▶ _Task brief_
Look through the records below and collect all lines that hold the string "color".

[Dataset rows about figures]
-=-=-=-=-
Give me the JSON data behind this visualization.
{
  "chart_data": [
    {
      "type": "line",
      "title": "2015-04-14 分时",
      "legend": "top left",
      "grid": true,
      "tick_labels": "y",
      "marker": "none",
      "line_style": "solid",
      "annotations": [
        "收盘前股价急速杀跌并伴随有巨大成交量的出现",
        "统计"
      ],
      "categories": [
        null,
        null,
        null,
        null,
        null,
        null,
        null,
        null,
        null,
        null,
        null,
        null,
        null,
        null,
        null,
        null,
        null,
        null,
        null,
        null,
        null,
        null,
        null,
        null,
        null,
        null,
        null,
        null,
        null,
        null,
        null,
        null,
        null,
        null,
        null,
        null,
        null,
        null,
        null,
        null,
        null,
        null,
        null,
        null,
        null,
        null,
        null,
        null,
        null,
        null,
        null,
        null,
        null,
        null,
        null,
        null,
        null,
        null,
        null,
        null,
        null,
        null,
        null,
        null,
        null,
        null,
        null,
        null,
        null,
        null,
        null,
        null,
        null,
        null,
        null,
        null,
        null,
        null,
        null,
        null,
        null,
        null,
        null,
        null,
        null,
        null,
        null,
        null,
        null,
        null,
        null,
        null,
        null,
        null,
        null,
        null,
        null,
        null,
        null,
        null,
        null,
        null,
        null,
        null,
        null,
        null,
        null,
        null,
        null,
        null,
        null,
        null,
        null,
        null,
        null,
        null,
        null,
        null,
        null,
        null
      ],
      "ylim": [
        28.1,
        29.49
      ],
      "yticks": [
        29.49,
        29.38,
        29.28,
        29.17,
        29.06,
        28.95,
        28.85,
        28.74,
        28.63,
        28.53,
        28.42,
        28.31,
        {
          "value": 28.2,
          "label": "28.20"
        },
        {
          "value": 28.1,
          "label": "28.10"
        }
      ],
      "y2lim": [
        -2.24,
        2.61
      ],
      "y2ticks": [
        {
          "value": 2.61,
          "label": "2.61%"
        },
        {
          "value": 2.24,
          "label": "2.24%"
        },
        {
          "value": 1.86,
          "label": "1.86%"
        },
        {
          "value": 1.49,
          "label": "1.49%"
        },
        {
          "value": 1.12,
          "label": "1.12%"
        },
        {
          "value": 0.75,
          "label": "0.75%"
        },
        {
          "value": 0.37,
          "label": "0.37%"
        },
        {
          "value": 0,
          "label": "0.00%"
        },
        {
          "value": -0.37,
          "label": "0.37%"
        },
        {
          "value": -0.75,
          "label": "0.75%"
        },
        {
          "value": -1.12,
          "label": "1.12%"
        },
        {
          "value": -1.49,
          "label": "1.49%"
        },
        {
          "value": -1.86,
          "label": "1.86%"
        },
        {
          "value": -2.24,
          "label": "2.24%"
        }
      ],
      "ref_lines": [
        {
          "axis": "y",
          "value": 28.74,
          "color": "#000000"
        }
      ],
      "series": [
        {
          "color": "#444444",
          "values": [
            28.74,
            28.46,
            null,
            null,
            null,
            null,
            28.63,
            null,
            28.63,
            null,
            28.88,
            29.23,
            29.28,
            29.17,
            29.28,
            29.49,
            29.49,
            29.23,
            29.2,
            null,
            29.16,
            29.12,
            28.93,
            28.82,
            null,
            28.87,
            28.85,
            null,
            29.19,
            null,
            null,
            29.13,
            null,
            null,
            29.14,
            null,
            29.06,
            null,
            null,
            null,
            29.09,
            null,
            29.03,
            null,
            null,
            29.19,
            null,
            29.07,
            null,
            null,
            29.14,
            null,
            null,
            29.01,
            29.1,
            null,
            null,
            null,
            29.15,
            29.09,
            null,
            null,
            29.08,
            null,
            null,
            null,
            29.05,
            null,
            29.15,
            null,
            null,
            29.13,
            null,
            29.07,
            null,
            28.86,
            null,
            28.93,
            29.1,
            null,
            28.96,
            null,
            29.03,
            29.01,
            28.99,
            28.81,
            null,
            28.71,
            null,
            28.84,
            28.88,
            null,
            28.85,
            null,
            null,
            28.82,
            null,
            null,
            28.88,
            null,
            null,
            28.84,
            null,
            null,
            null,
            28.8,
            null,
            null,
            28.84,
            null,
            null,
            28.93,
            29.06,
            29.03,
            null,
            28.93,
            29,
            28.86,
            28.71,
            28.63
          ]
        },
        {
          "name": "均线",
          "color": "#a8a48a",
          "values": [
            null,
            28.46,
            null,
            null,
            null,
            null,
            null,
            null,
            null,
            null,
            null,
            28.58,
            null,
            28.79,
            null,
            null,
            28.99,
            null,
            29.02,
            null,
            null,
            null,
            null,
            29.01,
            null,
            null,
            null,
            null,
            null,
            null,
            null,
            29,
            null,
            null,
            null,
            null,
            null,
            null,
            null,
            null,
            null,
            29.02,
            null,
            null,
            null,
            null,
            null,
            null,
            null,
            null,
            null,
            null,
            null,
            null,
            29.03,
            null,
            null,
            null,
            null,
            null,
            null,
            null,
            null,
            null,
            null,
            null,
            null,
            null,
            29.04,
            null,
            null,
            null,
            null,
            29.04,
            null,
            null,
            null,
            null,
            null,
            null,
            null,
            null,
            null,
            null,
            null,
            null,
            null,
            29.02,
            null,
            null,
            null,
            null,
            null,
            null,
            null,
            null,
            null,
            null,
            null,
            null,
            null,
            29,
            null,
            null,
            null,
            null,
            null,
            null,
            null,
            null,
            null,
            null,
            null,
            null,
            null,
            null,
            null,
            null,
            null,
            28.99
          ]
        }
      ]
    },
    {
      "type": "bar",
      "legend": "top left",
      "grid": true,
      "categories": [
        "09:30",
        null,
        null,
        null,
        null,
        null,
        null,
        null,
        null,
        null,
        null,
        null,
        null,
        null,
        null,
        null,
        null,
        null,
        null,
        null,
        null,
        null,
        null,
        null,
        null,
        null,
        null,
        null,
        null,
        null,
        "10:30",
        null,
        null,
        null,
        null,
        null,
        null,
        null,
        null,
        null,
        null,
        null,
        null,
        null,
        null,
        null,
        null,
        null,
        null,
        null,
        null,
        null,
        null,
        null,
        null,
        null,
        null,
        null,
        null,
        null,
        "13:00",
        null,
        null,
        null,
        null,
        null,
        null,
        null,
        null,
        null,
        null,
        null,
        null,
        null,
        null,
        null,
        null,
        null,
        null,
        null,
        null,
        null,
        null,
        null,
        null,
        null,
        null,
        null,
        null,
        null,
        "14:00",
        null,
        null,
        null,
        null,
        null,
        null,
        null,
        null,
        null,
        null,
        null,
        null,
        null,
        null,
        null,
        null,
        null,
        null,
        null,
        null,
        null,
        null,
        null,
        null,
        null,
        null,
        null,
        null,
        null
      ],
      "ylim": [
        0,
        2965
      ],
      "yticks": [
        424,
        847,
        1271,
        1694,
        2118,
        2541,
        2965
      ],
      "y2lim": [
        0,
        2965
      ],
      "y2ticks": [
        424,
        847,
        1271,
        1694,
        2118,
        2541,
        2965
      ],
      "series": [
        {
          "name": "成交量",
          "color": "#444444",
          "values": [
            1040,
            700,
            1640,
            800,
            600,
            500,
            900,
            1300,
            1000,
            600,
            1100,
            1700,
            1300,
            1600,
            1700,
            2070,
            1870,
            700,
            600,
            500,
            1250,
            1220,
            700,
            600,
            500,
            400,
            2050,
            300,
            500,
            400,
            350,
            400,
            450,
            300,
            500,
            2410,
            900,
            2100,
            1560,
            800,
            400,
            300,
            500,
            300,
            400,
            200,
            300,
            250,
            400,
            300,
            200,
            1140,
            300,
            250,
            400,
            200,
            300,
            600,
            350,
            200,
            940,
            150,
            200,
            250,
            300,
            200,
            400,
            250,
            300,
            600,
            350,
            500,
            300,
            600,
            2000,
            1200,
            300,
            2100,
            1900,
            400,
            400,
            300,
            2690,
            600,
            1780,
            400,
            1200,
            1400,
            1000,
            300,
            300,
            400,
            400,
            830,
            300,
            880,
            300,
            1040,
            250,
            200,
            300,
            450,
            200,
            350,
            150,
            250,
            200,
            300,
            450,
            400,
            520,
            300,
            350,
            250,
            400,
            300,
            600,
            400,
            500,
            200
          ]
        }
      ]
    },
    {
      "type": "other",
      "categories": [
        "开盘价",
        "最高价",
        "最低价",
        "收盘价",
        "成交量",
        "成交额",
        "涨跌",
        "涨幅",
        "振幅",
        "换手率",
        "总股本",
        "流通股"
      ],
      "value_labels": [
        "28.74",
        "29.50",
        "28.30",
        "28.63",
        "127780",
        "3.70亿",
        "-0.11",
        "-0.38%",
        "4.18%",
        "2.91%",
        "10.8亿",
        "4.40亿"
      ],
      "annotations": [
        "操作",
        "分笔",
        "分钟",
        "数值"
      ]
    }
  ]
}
-=-=-=-=-
▶ _Task answer_
          "color": "#000000"
          "color": "#444444",
          "color": "#a8a48a",
          "color": "#444444",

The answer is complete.